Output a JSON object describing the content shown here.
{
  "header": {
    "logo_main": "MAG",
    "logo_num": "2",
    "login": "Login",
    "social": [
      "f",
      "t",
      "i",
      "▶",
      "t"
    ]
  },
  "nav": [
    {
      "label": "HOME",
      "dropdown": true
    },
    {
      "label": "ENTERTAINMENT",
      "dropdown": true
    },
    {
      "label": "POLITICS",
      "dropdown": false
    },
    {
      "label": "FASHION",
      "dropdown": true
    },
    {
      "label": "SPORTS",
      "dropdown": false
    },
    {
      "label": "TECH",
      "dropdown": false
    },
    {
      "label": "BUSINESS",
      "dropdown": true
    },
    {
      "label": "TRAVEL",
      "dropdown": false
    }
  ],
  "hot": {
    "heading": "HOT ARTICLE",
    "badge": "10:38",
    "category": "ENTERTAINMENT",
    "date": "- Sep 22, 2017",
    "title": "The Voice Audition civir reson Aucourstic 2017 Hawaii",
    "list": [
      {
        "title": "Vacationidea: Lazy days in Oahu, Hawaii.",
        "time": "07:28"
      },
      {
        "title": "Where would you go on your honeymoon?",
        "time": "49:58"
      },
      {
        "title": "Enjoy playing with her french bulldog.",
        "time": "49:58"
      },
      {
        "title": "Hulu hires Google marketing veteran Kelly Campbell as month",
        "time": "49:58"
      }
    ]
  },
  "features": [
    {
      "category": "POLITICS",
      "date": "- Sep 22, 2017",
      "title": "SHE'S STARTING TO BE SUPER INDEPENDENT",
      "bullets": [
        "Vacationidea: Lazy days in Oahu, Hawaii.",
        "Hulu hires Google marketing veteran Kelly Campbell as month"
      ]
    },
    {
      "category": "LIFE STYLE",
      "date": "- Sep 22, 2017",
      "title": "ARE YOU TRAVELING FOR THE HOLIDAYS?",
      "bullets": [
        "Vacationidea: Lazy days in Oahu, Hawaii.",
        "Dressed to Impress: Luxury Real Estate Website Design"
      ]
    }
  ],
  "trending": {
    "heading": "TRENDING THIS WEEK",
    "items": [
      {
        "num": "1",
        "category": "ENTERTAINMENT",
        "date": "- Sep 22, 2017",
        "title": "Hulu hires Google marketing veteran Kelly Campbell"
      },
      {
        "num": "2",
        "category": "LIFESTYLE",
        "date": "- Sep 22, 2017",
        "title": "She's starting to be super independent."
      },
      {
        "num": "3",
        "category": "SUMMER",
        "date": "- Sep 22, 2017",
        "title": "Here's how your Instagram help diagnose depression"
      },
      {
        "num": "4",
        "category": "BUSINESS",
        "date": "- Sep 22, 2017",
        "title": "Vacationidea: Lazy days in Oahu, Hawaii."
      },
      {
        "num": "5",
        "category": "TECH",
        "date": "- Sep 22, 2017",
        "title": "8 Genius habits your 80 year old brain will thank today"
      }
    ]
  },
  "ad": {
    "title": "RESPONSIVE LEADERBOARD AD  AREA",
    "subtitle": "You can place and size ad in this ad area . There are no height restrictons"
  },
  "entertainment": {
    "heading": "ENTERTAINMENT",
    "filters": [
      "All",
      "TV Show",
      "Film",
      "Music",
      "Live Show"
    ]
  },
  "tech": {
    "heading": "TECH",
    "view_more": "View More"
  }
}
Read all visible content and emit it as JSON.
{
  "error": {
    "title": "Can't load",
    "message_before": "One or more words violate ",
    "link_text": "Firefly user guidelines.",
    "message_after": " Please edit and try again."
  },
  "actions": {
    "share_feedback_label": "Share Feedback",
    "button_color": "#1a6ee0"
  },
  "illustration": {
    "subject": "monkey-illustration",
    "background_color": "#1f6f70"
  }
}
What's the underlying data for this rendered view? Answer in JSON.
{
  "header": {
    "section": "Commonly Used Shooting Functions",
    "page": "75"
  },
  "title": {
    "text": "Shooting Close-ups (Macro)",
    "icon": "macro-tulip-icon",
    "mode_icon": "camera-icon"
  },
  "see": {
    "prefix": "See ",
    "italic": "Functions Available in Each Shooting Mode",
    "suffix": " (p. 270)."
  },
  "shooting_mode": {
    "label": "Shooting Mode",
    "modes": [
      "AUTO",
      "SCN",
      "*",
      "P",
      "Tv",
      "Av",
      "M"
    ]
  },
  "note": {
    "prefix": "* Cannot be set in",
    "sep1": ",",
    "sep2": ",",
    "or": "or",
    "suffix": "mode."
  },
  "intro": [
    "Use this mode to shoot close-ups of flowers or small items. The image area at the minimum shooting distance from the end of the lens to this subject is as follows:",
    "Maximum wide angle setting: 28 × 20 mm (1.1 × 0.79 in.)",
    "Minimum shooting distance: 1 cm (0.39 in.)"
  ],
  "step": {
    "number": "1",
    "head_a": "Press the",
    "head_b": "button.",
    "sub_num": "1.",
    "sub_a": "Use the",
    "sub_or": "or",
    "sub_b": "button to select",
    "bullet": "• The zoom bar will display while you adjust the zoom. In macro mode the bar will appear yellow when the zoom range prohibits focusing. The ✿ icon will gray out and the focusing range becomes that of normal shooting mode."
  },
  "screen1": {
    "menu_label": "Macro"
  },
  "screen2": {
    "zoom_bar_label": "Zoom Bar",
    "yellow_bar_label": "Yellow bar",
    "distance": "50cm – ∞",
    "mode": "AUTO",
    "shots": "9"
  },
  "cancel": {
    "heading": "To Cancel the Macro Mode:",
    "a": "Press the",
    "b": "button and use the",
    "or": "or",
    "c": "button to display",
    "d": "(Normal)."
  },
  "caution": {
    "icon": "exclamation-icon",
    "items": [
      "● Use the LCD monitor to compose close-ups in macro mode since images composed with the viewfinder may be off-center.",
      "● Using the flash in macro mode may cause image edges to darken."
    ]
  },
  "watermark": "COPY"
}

* * * * *

**SHORT TASK:** Gather each line holding the string "your".

**EXERCISE RESULT:**
        "title": "Where would you go on your honeymoon?",
        "title": "Here's how your Instagram help diagnose depression"
        "title": "8 Genius habits your 80 year old brain will thank today"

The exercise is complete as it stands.